- STATED PROBLEM: Can you reproduce the data beneath, keeping every line exact?

- DATASET EXCERPTS:
## begin

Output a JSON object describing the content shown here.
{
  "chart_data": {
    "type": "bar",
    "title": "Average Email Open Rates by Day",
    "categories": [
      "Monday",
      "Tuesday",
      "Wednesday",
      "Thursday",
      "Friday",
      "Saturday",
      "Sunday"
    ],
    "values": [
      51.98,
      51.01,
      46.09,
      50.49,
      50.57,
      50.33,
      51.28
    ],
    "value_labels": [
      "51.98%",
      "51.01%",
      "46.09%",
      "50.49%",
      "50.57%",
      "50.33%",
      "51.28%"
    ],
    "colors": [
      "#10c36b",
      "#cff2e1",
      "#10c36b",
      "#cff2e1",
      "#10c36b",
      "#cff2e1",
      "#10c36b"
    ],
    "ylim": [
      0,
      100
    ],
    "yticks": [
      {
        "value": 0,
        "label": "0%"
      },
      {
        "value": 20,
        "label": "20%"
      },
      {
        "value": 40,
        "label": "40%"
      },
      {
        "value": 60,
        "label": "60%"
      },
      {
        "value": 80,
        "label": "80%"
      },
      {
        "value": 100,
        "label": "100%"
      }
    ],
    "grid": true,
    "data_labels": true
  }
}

## end

- FULL OUTPUT:
Output a JSON object describing the content shown here.
{
  "chart_data": {
    "type": "bar",
    "title": "Average Email Open Rates by Day",
    "categories": [
      "Monday",
      "Tuesday",
      "Wednesday",
      "Thursday",
      "Friday",
      "Saturday",
      "Sunday"
    ],
    "values": [
      51.98,
      51.01,
      46.09,
      50.49,
      50.57,
      50.33,
      51.28
    ],
    "value_labels": [
      "51.98%",
      "51.01%",
      "46.09%",
      "50.49%",
      "50.57%",
      "50.33%",
      "51.28%"
    ],
    "colors": [
      "#10c36b",
      "#cff2e1",
      "#10c36b",
      "#cff2e1",
      "#10c36b",
      "#cff2e1",
      "#10c36b"
    ],
    "ylim": [
      0,
      100
    ],
    "yticks": [
      {
        "value": 0,
        "label": "0%"
      },
      {
        "value": 20,
        "label": "20%"
      },
      {
        "value": 40,
        "label": "40%"
      },
      {
        "value": 60,
        "label": "60%"
      },
      {
        "value": 80,
        "label": "80%"
      },
      {
        "value": 100,
        "label": "100%"
      }
    ],
    "grid": true,
    "data_labels": true
  }
}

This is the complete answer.